Requirement —
Copy out every one of the records below, reproducing each line character for character.

Labeled region entries:
↓↓↓
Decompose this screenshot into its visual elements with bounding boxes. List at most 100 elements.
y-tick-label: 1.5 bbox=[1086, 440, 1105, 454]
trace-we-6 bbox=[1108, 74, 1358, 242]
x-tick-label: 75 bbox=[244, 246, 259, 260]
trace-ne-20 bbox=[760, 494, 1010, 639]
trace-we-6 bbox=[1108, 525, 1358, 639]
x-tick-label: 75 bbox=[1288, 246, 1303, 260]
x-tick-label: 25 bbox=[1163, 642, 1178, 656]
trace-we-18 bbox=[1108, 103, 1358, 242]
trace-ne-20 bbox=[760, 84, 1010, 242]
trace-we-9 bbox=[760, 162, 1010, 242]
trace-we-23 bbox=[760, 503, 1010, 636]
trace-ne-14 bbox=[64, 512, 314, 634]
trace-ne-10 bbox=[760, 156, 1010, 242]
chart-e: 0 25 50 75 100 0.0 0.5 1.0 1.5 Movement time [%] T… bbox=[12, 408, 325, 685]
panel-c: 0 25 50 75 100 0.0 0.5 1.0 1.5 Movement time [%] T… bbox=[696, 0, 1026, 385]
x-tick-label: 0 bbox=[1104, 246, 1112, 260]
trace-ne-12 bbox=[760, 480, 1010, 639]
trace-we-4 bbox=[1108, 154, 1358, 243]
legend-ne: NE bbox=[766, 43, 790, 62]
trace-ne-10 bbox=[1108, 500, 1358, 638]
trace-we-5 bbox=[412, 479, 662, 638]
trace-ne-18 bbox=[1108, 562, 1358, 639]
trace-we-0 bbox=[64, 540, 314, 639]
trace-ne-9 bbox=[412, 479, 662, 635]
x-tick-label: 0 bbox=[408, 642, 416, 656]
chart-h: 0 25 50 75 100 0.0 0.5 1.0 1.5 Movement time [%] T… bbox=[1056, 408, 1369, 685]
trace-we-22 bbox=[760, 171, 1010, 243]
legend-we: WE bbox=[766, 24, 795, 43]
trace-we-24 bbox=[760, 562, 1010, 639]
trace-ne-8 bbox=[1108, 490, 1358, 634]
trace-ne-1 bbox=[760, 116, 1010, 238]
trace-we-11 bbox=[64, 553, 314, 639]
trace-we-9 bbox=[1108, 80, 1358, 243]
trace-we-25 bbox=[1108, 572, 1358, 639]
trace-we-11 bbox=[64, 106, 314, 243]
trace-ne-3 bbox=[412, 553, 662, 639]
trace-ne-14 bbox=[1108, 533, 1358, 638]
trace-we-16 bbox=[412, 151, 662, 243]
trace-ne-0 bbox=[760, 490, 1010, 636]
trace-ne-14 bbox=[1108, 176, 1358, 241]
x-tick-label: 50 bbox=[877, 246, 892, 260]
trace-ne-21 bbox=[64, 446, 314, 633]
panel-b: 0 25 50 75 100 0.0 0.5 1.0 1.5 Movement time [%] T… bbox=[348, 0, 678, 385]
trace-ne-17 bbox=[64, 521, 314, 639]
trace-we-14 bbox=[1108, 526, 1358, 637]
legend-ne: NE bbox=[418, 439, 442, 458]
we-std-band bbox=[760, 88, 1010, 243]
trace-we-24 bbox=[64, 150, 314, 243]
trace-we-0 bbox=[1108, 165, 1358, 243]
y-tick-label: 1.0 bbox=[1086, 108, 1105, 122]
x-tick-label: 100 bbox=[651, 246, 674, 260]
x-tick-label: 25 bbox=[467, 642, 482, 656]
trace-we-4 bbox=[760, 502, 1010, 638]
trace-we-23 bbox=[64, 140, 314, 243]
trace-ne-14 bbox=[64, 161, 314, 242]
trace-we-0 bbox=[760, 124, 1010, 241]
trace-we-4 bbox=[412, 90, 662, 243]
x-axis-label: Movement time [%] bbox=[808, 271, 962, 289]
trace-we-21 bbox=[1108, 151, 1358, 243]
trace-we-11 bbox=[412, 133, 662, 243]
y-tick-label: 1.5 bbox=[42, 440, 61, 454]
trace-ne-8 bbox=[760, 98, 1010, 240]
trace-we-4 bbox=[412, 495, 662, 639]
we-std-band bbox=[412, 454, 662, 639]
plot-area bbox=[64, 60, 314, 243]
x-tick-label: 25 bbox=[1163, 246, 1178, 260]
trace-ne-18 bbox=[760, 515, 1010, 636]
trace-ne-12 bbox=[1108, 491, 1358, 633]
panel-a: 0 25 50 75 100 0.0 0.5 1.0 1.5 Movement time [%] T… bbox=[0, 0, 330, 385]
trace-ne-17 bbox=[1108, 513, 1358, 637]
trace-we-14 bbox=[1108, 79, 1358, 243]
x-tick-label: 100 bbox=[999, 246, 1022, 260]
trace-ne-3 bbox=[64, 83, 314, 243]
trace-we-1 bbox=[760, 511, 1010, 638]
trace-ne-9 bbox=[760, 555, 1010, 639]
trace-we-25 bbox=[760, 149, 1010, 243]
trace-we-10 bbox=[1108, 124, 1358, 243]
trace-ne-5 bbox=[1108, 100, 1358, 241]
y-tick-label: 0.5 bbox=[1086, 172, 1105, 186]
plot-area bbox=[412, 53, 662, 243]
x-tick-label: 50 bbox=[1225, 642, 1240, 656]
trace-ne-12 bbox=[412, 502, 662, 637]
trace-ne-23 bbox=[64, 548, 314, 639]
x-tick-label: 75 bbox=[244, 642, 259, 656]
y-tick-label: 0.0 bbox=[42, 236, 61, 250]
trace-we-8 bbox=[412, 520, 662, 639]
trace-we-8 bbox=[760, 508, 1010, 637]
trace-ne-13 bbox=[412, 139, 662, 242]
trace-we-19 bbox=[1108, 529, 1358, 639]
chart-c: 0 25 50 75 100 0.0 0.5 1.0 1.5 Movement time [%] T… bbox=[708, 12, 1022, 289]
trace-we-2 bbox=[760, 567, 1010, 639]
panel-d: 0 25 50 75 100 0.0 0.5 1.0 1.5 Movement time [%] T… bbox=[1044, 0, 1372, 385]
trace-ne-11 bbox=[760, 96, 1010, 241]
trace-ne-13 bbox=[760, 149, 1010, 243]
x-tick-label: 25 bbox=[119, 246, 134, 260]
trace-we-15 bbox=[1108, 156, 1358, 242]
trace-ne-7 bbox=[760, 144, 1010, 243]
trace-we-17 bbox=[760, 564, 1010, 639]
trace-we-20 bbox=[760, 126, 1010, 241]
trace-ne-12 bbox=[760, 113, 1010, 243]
↑↑↑
Exercise answer —
Decompose this screenshot into its visual elements with bounding boxes. List at most 100 elements.
y-tick-label: 1.5 bbox=[1086, 440, 1105, 454]
trace-we-6 bbox=[1108, 74, 1358, 242]
x-tick-label: 75 bbox=[244, 246, 259, 260]
trace-ne-20 bbox=[760, 494, 1010, 639]
trace-we-6 bbox=[1108, 525, 1358, 639]
x-tick-label: 75 bbox=[1288, 246, 1303, 260]
x-tick-label: 25 bbox=[1163, 642, 1178, 656]
trace-we-18 bbox=[1108, 103, 1358, 242]
trace-ne-20 bbox=[760, 84, 1010, 242]
trace-we-9 bbox=[760, 162, 1010, 242]
trace-we-23 bbox=[760, 503, 1010, 636]
trace-ne-14 bbox=[64, 512, 314, 634]
trace-ne-10 bbox=[760, 156, 1010, 242]
chart-e: 0 25 50 75 100 0.0 0.5 1.0 1.5 Movement time [%] T… bbox=[12, 408, 325, 685]
panel-c: 0 25 50 75 100 0.0 0.5 1.0 1.5 Movement time [%] T… bbox=[696, 0, 1026, 385]
x-tick-label: 0 bbox=[1104, 246, 1112, 260]
trace-ne-12 bbox=[760, 480, 1010, 639]
trace-we-4 bbox=[1108, 154, 1358, 243]
legend-ne: NE bbox=[766, 43, 790, 62]
trace-ne-10 bbox=[1108, 500, 1358, 638]
trace-we-5 bbox=[412, 479, 662, 638]
trace-ne-18 bbox=[1108, 562, 1358, 639]
trace-we-0 bbox=[64, 540, 314, 639]
trace-ne-9 bbox=[412, 479, 662, 635]
x-tick-label: 0 bbox=[408, 642, 416, 656]
chart-h: 0 25 50 75 100 0.0 0.5 1.0 1.5 Movement time [%] T… bbox=[1056, 408, 1369, 685]
trace-we-22 bbox=[760, 171, 1010, 243]
legend-we: WE bbox=[766, 24, 795, 43]
trace-we-24 bbox=[760, 562, 1010, 639]
trace-ne-8 bbox=[1108, 490, 1358, 634]
trace-ne-1 bbox=[760, 116, 1010, 238]
trace-we-11 bbox=[64, 553, 314, 639]
trace-we-9 bbox=[1108, 80, 1358, 243]
trace-we-25 bbox=[1108, 572, 1358, 639]
trace-we-11 bbox=[64, 106, 314, 243]
trace-ne-3 bbox=[412, 553, 662, 639]
trace-ne-14 bbox=[1108, 533, 1358, 638]
trace-we-16 bbox=[412, 151, 662, 243]
trace-ne-0 bbox=[760, 490, 1010, 636]
trace-ne-14 bbox=[1108, 176, 1358, 241]
x-tick-label: 50 bbox=[877, 246, 892, 260]
trace-ne-21 bbox=[64, 446, 314, 633]
panel-b: 0 25 50 75 100 0.0 0.5 1.0 1.5 Movement time [%] T… bbox=[348, 0, 678, 385]
trace-ne-17 bbox=[64, 521, 314, 639]
trace-we-14 bbox=[1108, 526, 1358, 637]
legend-ne: NE bbox=[418, 439, 442, 458]
we-std-band bbox=[760, 88, 1010, 243]
trace-we-24 bbox=[64, 150, 314, 243]
trace-we-0 bbox=[1108, 165, 1358, 243]
y-tick-label: 1.0 bbox=[1086, 108, 1105, 122]
x-tick-label: 100 bbox=[651, 246, 674, 260]
x-tick-label: 25 bbox=[467, 642, 482, 656]
trace-we-4 bbox=[760, 502, 1010, 638]
trace-we-23 bbox=[64, 140, 314, 243]
trace-ne-14 bbox=[64, 161, 314, 242]
trace-we-0 bbox=[760, 124, 1010, 241]
trace-we-4 bbox=[412, 90, 662, 243]
x-axis-label: Movement time [%] bbox=[808, 271, 962, 289]
trace-we-21 bbox=[1108, 151, 1358, 243]
trace-we-11 bbox=[412, 133, 662, 243]
y-tick-label: 1.5 bbox=[42, 440, 61, 454]
trace-ne-8 bbox=[760, 98, 1010, 240]
trace-we-4 bbox=[412, 495, 662, 639]
we-std-band bbox=[412, 454, 662, 639]
plot-area bbox=[64, 60, 314, 243]
x-tick-label: 25 bbox=[1163, 246, 1178, 260]
trace-ne-18 bbox=[760, 515, 1010, 636]
trace-ne-12 bbox=[1108, 491, 1358, 633]
panel-a: 0 25 50 75 100 0.0 0.5 1.0 1.5 Movement time [%] T… bbox=[0, 0, 330, 385]
trace-ne-17 bbox=[1108, 513, 1358, 637]
trace-we-14 bbox=[1108, 79, 1358, 243]
x-tick-label: 100 bbox=[999, 246, 1022, 260]
trace-ne-3 bbox=[64, 83, 314, 243]
trace-we-1 bbox=[760, 511, 1010, 638]
trace-ne-9 bbox=[760, 555, 1010, 639]
trace-we-25 bbox=[760, 149, 1010, 243]
trace-we-10 bbox=[1108, 124, 1358, 243]
trace-ne-5 bbox=[1108, 100, 1358, 241]
y-tick-label: 0.5 bbox=[1086, 172, 1105, 186]
plot-area bbox=[412, 53, 662, 243]
x-tick-label: 50 bbox=[1225, 642, 1240, 656]
trace-ne-12 bbox=[412, 502, 662, 637]
trace-ne-23 bbox=[64, 548, 314, 639]
x-tick-label: 75 bbox=[244, 642, 259, 656]
y-tick-label: 0.0 bbox=[42, 236, 61, 250]
trace-we-8 bbox=[412, 520, 662, 639]
trace-we-8 bbox=[760, 508, 1010, 637]
trace-ne-13 bbox=[412, 139, 662, 242]
trace-we-19 bbox=[1108, 529, 1358, 639]
chart-c: 0 25 50 75 100 0.0 0.5 1.0 1.5 Movement time [%] T… bbox=[708, 12, 1022, 289]
trace-we-2 bbox=[760, 567, 1010, 639]
panel-d: 0 25 50 75 100 0.0 0.5 1.0 1.5 Movement time [%] T… bbox=[1044, 0, 1372, 385]
trace-ne-11 bbox=[760, 96, 1010, 241]
trace-ne-13 bbox=[760, 149, 1010, 243]
x-tick-label: 25 bbox=[119, 246, 134, 260]
trace-we-15 bbox=[1108, 156, 1358, 242]
trace-ne-7 bbox=[760, 144, 1010, 243]
trace-we-17 bbox=[760, 564, 1010, 639]
trace-we-20 bbox=[760, 126, 1010, 241]
trace-ne-12 bbox=[760, 113, 1010, 243]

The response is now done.